_DATA LISTING:_
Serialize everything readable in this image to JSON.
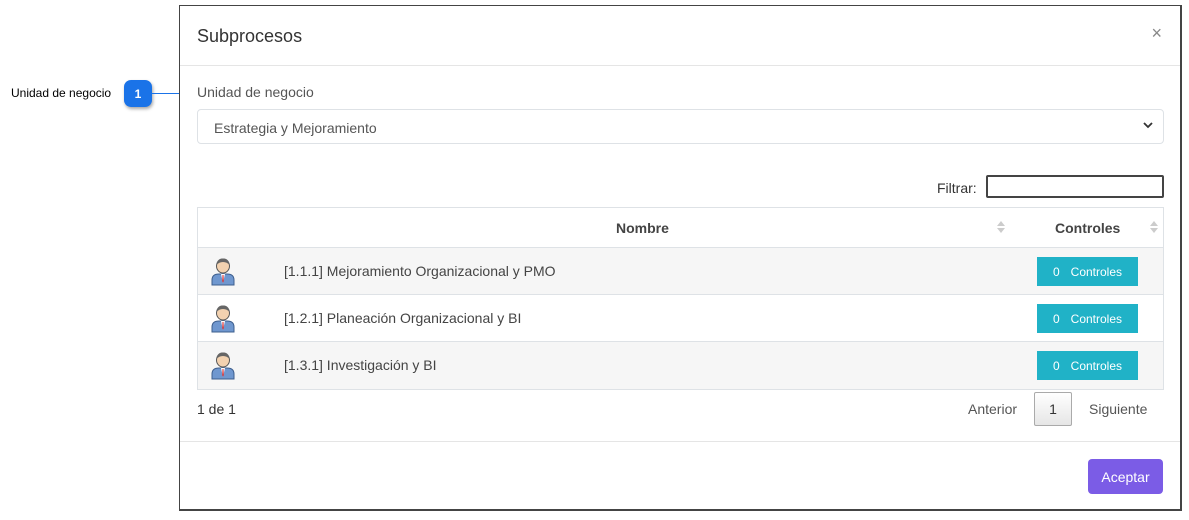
{
  "annotation": {
    "label": "Unidad de negocio",
    "badge": "1"
  },
  "modal": {
    "title": "Subprocesos",
    "close": "×",
    "field_label": "Unidad de negocio",
    "select_value": "Estrategia y Mejoramiento",
    "filter_label": "Filtrar:",
    "filter_value": "",
    "table": {
      "columns": [
        "Nombre",
        "Controles"
      ],
      "rows": [
        {
          "icon": "user-icon",
          "name": "[1.1.1] Mejoramiento Organizacional y PMO",
          "count": "0",
          "button": "Controles"
        },
        {
          "icon": "user-icon",
          "name": "[1.2.1] Planeación Organizacional y BI",
          "count": "0",
          "button": "Controles"
        },
        {
          "icon": "user-icon",
          "name": "[1.3.1] Investigación y BI",
          "count": "0",
          "button": "Controles"
        }
      ]
    },
    "pagination": {
      "info": "1 de 1",
      "prev": "Anterior",
      "page": "1",
      "next": "Siguiente"
    },
    "accept": "Aceptar"
  },
  "colors": {
    "accent": "#1a73e8",
    "controls_button": "#20b2c7",
    "accept_button": "#7b5ce6"
  }
}
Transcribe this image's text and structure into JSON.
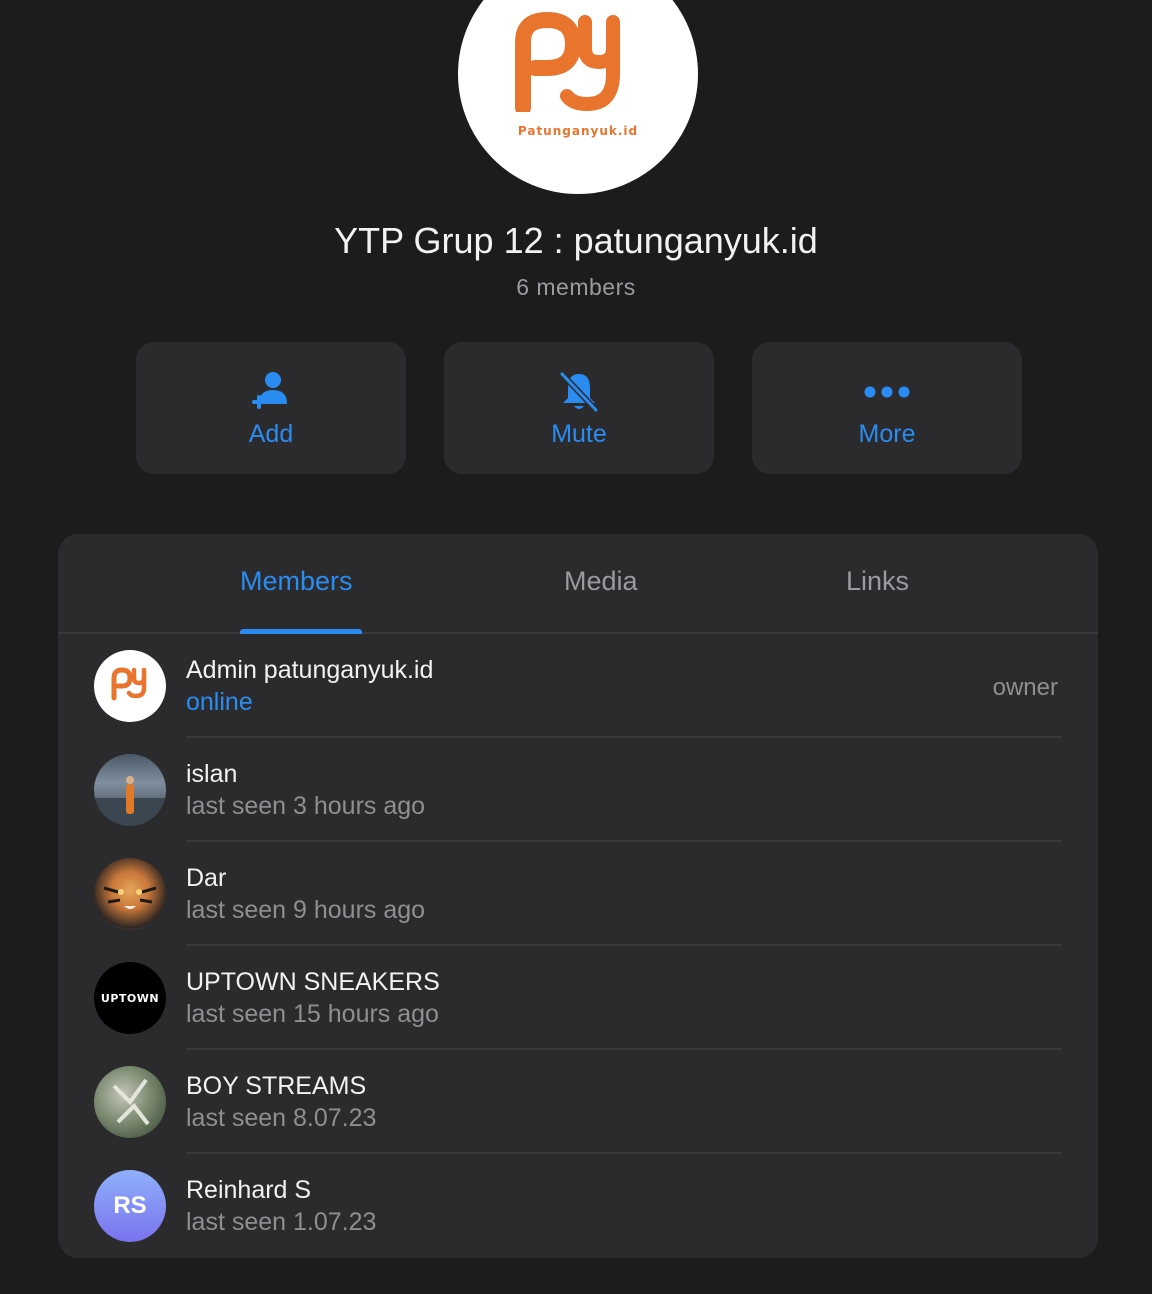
{
  "group": {
    "logo_text": "Patunganyuk.id",
    "title": "YTP Grup 12 : patunganyuk.id",
    "subtitle": "6 members"
  },
  "actions": {
    "add": {
      "label": "Add",
      "icon": "add-person-icon"
    },
    "mute": {
      "label": "Mute",
      "icon": "bell-slash-icon"
    },
    "more": {
      "label": "More",
      "icon": "ellipsis-icon"
    }
  },
  "tabs": [
    {
      "label": "Members",
      "active": true
    },
    {
      "label": "Media",
      "active": false
    },
    {
      "label": "Links",
      "active": false
    }
  ],
  "members": [
    {
      "name": "Admin patunganyuk.id",
      "status": "online",
      "role": "owner"
    },
    {
      "name": "islan",
      "status": "last seen 3 hours ago"
    },
    {
      "name": "Dar",
      "status": "last seen 9 hours ago"
    },
    {
      "name": "UPTOWN SNEAKERS",
      "status": "last seen 15 hours ago",
      "avatar_text": "UPTOWN"
    },
    {
      "name": "BOY STREAMS",
      "status": "last seen 8.07.23"
    },
    {
      "name": "Reinhard S",
      "status": "last seen 1.07.23",
      "initials": "RS"
    }
  ],
  "colors": {
    "background": "#1c1c1d",
    "card": "#2b2b2d",
    "accent": "#2a8cf0",
    "brand_orange": "#e8742e",
    "secondary_text": "#8e8e93"
  }
}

_OBJECTIVE:_ Transcribe the entries above verbatim, omitting their pictures.

_EXERCISE OUTPUT:_
Serialize everything readable in this image to JSON.
{
  "annotation": {
    "label": "Unidad de negocio",
    "badge": "1"
  },
  "modal": {
    "title": "Subprocesos",
    "close": "×",
    "field_label": "Unidad de negocio",
    "select_value": "Estrategia y Mejoramiento",
    "filter_label": "Filtrar:",
    "filter_value": "",
    "table": {
      "columns": [
        "Nombre",
        "Controles"
      ],
      "rows": [
        {
          "icon": "user-icon",
          "name": "[1.1.1] Mejoramiento Organizacional y PMO",
          "count": "0",
          "button": "Controles"
        },
        {
          "icon": "user-icon",
          "name": "[1.2.1] Planeación Organizacional y BI",
          "count": "0",
          "button": "Controles"
        },
        {
          "icon": "user-icon",
          "name": "[1.3.1] Investigación y BI",
          "count": "0",
          "button": "Controles"
        }
      ]
    },
    "pagination": {
      "info": "1 de 1",
      "prev": "Anterior",
      "page": "1",
      "next": "Siguiente"
    },
    "accept": "Aceptar"
  },
  "colors": {
    "accent": "#1a73e8",
    "controls_button": "#20b2c7",
    "accept_button": "#7b5ce6"
  }
}
Transcribe this image's text and structure into JSON.
{
  "group": {
    "logo_text": "Patunganyuk.id",
    "title": "YTP Grup 12 : patunganyuk.id",
    "subtitle": "6 members"
  },
  "actions": {
    "add": {
      "label": "Add",
      "icon": "add-person-icon"
    },
    "mute": {
      "label": "Mute",
      "icon": "bell-slash-icon"
    },
    "more": {
      "label": "More",
      "icon": "ellipsis-icon"
    }
  },
  "tabs": [
    {
      "label": "Members",
      "active": true
    },
    {
      "label": "Media",
      "active": false
    },
    {
      "label": "Links",
      "active": false
    }
  ],
  "members": [
    {
      "name": "Admin patunganyuk.id",
      "status": "online",
      "role": "owner"
    },
    {
      "name": "islan",
      "status": "last seen 3 hours ago"
    },
    {
      "name": "Dar",
      "status": "last seen 9 hours ago"
    },
    {
      "name": "UPTOWN SNEAKERS",
      "status": "last seen 15 hours ago",
      "avatar_text": "UPTOWN"
    },
    {
      "name": "BOY STREAMS",
      "status": "last seen 8.07.23"
    },
    {
      "name": "Reinhard S",
      "status": "last seen 1.07.23",
      "initials": "RS"
    }
  ],
  "colors": {
    "background": "#1c1c1d",
    "card": "#2b2b2d",
    "accent": "#2a8cf0",
    "brand_orange": "#e8742e",
    "secondary_text": "#8e8e93"
  }
}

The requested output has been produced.